**Task statement:** Copy each line that holds "Sure".

□ □ □ □ □

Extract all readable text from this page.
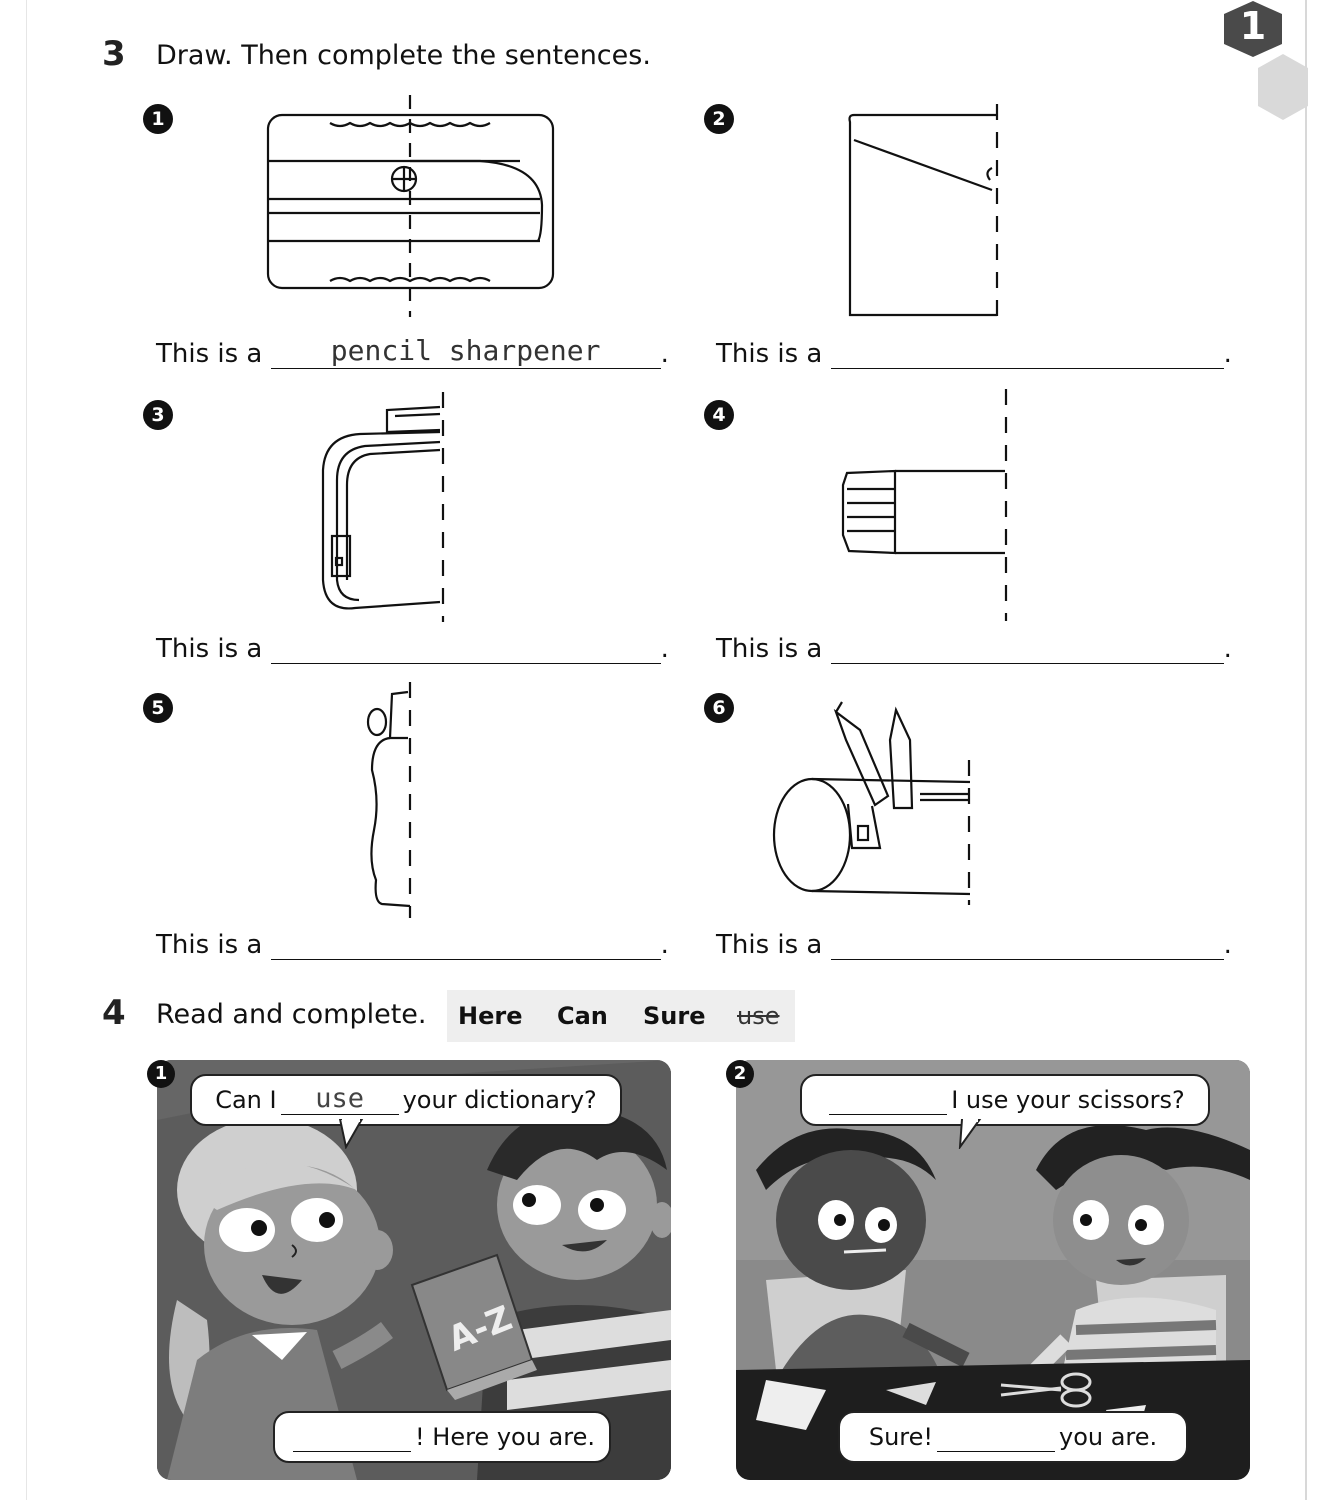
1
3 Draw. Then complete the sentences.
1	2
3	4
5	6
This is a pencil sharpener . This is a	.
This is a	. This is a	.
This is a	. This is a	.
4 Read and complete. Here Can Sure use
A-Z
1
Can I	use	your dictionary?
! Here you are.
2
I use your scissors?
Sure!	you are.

□ □ □ □ □

**Task output:**
4 Read and complete. Here Can Sure use
Sure!	you are.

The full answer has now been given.